- **The request**
Where a line below holds the string "South", copy that line.

- **Record set**
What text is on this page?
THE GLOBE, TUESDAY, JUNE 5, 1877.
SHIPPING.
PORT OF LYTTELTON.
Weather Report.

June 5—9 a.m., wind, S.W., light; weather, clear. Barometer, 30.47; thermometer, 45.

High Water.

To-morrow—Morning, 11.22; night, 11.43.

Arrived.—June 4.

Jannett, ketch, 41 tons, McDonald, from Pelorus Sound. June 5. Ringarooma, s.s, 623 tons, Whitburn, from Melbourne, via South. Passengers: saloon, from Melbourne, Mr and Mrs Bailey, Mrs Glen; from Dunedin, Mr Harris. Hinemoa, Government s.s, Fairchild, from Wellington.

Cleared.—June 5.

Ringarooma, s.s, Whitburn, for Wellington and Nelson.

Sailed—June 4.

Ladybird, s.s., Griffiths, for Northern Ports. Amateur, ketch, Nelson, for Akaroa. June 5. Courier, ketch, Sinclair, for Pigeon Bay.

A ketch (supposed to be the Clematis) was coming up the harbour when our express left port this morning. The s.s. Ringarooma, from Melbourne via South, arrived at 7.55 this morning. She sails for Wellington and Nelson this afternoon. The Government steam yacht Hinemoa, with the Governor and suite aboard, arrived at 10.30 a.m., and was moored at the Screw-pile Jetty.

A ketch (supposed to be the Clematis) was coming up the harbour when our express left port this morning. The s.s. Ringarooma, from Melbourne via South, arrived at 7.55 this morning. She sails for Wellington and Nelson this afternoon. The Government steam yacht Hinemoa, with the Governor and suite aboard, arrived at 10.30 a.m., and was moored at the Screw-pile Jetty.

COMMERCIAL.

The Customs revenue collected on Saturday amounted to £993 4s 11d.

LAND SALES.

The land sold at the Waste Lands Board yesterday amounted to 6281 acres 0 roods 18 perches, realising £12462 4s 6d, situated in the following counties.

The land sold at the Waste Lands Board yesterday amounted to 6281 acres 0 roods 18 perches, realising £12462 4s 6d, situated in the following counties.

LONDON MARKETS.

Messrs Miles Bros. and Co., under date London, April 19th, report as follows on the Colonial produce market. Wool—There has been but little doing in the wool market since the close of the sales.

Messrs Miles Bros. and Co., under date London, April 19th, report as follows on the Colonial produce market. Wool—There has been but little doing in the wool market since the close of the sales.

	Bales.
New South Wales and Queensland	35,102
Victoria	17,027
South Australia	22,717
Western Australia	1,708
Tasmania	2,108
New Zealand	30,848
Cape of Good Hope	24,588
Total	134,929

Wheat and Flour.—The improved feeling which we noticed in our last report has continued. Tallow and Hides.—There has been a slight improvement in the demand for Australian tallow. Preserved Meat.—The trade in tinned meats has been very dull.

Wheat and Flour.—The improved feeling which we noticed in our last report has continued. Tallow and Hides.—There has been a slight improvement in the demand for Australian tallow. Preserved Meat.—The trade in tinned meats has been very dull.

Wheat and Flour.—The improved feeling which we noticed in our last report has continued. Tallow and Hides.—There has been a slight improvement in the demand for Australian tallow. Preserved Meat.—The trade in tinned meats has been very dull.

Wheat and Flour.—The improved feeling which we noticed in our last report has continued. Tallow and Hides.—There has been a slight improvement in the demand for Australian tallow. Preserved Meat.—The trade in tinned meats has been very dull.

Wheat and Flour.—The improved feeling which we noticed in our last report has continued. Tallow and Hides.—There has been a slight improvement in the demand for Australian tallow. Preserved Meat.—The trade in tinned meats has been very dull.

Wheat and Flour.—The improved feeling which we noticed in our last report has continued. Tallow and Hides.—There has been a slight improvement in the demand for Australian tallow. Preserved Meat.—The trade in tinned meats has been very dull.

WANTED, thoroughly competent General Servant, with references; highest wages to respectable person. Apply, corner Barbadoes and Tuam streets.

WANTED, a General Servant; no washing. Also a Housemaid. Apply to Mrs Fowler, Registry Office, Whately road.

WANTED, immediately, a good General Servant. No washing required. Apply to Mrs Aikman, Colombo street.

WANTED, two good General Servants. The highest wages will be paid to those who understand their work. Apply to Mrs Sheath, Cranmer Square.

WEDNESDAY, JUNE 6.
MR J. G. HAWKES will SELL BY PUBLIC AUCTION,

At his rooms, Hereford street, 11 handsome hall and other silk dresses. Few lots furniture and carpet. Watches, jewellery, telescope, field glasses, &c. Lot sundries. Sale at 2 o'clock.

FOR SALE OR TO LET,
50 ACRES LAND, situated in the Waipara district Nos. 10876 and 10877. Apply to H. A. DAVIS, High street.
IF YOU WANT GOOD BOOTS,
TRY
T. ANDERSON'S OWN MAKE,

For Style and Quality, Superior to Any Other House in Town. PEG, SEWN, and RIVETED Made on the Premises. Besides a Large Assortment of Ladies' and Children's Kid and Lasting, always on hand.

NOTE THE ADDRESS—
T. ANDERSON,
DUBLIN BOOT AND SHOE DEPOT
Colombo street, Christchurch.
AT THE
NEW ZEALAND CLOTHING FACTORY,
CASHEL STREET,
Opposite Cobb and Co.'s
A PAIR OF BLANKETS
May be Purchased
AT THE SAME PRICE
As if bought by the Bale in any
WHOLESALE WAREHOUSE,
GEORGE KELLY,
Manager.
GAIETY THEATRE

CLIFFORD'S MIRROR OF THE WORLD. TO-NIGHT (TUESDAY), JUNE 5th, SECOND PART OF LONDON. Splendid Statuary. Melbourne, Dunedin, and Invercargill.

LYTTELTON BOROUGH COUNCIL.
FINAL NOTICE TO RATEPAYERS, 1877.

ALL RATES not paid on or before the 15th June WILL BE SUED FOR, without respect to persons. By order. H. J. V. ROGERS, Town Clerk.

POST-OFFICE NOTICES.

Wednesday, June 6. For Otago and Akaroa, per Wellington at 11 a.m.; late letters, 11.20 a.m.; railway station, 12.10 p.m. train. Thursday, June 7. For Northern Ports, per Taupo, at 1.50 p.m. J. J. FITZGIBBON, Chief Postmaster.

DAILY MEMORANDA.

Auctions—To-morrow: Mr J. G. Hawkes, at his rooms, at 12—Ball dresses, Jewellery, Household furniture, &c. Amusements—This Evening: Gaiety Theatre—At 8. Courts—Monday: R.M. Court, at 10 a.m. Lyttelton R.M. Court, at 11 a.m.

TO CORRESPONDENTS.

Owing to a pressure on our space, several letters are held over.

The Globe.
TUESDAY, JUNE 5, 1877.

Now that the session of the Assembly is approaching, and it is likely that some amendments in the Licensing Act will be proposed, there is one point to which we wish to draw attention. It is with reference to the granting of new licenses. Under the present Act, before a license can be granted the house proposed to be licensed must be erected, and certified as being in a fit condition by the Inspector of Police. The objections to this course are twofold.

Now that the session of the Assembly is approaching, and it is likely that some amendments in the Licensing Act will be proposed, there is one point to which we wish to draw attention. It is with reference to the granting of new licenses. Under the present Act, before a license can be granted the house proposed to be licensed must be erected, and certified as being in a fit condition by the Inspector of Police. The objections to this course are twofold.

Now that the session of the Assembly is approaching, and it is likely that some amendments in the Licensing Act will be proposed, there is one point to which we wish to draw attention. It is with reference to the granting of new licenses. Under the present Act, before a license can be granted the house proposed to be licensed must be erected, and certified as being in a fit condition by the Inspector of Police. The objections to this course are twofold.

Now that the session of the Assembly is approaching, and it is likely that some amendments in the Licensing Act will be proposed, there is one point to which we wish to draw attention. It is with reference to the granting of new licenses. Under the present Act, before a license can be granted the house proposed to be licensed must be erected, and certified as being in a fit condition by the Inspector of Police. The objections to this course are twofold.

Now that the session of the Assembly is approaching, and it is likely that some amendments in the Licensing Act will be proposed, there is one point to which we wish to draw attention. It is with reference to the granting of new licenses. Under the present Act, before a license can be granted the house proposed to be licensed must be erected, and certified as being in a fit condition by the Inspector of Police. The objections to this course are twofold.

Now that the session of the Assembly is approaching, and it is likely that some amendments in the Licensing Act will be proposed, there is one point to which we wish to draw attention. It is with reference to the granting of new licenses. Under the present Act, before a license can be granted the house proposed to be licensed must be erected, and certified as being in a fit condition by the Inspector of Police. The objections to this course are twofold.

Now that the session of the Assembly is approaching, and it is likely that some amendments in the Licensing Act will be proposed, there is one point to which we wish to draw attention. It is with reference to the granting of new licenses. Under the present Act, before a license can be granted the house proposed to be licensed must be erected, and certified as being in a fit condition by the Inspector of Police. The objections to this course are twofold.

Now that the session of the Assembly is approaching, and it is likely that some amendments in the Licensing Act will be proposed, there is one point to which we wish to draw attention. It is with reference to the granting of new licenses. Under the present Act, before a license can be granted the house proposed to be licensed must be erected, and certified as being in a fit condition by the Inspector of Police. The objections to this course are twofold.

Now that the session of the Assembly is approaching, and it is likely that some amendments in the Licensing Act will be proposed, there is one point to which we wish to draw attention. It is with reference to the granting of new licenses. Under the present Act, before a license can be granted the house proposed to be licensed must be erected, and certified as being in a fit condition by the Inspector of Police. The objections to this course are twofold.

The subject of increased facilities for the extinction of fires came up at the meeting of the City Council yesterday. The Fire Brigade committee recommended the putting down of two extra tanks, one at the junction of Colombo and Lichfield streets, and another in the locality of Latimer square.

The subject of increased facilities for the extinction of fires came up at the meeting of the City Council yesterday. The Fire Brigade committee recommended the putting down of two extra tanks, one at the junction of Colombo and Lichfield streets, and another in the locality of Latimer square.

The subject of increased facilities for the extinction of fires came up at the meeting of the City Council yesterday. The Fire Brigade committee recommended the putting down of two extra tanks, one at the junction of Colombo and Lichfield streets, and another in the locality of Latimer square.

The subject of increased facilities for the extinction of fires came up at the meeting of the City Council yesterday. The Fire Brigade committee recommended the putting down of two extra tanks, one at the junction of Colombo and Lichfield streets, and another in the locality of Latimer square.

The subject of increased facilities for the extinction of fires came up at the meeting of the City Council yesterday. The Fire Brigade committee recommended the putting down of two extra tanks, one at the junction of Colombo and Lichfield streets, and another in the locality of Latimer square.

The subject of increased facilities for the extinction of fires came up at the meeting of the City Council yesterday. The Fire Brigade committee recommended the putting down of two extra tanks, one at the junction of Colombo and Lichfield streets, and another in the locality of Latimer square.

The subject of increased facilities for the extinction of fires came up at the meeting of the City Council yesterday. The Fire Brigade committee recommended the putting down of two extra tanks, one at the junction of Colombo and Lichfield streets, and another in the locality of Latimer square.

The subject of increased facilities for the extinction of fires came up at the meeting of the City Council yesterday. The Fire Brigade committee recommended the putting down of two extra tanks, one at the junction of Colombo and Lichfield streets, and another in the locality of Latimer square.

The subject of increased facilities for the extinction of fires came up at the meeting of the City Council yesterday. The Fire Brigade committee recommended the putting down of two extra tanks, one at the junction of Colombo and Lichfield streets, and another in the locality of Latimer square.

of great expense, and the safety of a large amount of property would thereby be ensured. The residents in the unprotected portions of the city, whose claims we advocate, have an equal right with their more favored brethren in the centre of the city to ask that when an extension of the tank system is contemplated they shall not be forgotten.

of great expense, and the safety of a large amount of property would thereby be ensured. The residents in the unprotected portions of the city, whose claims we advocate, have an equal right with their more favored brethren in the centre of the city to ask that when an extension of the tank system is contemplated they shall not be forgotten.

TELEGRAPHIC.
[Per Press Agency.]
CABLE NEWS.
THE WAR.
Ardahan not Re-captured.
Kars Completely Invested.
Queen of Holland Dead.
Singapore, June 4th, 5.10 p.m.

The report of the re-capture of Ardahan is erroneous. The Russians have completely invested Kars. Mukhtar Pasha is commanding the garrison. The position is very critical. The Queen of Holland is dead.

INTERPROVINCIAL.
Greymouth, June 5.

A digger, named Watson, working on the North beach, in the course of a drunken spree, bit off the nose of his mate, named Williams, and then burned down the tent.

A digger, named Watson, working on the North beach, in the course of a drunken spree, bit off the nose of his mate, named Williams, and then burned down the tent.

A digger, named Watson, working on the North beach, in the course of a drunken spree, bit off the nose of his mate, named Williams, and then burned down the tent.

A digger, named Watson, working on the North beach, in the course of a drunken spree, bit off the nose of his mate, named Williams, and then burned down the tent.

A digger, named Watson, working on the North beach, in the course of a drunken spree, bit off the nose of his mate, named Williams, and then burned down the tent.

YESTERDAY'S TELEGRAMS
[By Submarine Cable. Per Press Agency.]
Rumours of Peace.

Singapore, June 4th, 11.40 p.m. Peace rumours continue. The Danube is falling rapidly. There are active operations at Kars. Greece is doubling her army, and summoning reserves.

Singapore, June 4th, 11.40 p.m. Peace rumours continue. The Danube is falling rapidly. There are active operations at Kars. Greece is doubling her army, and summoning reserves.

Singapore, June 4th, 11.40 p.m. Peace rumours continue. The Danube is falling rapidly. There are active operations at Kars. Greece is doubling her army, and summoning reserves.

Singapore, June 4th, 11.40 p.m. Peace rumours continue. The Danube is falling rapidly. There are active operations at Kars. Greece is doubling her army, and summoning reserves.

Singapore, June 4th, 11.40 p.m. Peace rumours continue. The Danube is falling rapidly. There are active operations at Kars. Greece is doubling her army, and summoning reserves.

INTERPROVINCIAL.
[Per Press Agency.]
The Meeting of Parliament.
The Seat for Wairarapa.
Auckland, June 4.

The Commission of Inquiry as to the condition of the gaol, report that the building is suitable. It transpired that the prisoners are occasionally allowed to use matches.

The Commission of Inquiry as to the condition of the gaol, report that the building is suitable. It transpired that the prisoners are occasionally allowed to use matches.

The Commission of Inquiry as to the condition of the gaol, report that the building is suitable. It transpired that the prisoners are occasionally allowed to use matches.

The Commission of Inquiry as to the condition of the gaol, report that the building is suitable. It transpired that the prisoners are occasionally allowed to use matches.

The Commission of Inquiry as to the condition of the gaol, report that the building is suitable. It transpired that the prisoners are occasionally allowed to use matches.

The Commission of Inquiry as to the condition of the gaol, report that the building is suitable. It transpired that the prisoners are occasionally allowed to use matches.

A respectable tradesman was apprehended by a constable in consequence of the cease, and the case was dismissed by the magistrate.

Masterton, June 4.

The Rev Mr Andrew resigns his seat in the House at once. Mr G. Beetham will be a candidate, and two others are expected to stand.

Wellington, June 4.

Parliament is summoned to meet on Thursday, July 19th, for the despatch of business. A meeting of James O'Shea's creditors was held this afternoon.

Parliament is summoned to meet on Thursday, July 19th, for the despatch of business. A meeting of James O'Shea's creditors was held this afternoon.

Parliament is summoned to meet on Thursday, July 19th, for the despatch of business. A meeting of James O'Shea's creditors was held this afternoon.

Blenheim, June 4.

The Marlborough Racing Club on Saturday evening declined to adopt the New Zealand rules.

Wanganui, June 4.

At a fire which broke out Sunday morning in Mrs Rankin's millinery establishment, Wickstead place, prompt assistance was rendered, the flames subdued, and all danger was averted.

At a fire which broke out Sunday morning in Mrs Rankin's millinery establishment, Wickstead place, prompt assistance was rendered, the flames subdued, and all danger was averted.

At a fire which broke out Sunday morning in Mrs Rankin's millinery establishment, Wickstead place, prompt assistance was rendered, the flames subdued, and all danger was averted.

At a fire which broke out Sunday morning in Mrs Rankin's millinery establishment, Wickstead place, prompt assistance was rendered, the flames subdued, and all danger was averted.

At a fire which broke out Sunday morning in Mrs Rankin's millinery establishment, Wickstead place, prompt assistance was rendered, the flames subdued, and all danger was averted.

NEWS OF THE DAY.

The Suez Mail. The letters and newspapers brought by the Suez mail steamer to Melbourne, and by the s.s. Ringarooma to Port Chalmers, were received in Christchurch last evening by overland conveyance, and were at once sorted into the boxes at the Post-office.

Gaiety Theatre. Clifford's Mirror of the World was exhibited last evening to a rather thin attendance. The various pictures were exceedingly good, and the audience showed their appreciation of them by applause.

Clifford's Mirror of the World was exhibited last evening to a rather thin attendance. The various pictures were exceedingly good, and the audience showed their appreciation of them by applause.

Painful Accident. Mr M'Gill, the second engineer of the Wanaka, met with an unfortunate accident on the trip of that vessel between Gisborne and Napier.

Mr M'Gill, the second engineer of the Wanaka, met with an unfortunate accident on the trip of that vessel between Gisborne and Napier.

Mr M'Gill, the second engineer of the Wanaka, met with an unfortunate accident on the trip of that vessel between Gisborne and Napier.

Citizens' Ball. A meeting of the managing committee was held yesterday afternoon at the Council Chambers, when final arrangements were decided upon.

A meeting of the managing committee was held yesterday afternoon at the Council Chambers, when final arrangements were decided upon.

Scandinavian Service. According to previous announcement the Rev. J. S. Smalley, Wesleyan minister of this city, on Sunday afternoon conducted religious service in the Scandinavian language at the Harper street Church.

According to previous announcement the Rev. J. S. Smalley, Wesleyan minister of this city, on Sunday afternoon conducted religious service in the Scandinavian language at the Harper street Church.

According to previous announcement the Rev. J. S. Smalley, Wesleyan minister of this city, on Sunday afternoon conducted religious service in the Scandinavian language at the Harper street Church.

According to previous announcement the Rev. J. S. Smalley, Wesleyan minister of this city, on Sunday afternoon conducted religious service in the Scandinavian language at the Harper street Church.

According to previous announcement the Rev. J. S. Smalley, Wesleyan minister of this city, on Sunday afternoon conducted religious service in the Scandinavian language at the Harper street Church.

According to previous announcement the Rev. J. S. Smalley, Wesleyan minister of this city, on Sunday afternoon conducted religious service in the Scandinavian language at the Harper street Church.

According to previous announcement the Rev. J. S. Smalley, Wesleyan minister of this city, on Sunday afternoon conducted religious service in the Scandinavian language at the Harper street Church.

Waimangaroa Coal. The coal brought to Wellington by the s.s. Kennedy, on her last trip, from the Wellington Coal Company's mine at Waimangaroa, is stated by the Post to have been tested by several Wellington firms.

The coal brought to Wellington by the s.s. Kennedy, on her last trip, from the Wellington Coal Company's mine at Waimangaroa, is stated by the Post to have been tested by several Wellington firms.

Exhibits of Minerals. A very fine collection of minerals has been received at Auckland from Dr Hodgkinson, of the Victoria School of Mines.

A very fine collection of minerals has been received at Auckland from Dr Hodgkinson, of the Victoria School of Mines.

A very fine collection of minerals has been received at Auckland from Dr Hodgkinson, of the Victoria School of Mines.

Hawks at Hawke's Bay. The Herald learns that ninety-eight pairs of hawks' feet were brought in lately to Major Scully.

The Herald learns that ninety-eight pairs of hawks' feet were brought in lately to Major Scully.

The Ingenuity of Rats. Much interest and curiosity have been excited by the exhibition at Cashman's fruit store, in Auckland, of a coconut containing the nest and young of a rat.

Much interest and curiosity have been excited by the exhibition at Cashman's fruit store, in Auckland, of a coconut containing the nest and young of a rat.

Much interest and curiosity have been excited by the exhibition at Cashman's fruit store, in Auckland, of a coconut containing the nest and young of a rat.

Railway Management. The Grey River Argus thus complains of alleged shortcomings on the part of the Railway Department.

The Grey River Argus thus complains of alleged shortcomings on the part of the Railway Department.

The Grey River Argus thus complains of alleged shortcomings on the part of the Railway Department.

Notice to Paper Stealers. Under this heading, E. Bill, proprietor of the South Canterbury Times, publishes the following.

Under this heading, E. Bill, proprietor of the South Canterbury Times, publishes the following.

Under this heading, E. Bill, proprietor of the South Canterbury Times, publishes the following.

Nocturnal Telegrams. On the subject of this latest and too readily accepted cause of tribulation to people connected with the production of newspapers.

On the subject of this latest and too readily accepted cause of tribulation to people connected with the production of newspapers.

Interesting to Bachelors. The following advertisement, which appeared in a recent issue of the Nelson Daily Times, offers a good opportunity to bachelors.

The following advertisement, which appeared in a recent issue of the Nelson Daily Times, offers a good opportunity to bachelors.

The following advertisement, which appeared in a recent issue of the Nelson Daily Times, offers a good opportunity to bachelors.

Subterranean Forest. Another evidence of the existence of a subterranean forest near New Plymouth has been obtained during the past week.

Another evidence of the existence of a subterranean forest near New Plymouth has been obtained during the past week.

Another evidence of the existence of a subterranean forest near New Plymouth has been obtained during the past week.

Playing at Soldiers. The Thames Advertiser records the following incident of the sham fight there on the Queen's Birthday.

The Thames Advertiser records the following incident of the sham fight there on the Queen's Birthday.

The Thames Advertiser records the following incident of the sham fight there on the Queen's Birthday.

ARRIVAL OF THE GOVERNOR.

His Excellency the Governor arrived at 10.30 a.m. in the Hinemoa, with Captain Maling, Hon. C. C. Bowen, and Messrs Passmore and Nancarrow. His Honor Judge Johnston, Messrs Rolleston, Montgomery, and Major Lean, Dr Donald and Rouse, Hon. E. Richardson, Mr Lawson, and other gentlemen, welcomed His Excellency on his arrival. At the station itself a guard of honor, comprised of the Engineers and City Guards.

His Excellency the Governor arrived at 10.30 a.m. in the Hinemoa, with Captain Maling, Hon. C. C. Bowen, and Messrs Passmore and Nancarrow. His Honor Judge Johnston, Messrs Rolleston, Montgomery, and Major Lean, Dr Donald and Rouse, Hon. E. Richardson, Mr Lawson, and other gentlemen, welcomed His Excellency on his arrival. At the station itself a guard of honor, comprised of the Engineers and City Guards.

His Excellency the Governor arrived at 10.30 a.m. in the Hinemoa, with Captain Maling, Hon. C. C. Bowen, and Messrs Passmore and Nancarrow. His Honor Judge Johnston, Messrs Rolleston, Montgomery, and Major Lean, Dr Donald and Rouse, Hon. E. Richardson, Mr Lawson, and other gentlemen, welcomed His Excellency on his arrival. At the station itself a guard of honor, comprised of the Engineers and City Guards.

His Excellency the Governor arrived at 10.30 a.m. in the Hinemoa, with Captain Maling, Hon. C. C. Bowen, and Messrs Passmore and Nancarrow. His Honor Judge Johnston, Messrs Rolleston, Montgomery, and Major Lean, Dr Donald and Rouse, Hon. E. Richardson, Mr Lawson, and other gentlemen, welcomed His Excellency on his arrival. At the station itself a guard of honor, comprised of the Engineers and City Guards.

- **Written solution**
Jannett, ketch, 41 tons, McDonald, from Pelorus Sound. June 5. Ringarooma, s.s, 623 tons, Whitburn, from Melbourne, via South. Passengers: saloon, from Melbourne, Mr and Mrs Bailey, Mrs Glen; from Dunedin, Mr Harris. Hinemoa, Government s.s, Fairchild, from Wellington.
A ketch (supposed to be the Clematis) was coming up the harbour when our express left port this morning. The s.s. Ringarooma, from Melbourne via South, arrived at 7.55 this morning. She sails for Wellington and Nelson this afternoon. The Government steam yacht Hinemoa, with the Governor and suite aboard, arrived at 10.30 a.m., and was moored at the Screw-pile Jetty.
A ketch (supposed to be the Clematis) was coming up the harbour when our express left port this morning. The s.s. Ringarooma, from Melbourne via South, arrived at 7.55 this morning. She sails for Wellington and Nelson this afternoon. The Government steam yacht Hinemoa, with the Governor and suite aboard, arrived at 10.30 a.m., and was moored at the Screw-pile Jetty.
New South Wales and Queensland	35,102
South Australia	22,717
Notice to Paper Stealers. Under this heading, E. Bill, proprietor of the South Canterbury Times, publishes the following.
Under this heading, E. Bill, proprietor of the South Canterbury Times, publishes the following.
Under this heading, E. Bill, proprietor of the South Canterbury Times, publishes the following.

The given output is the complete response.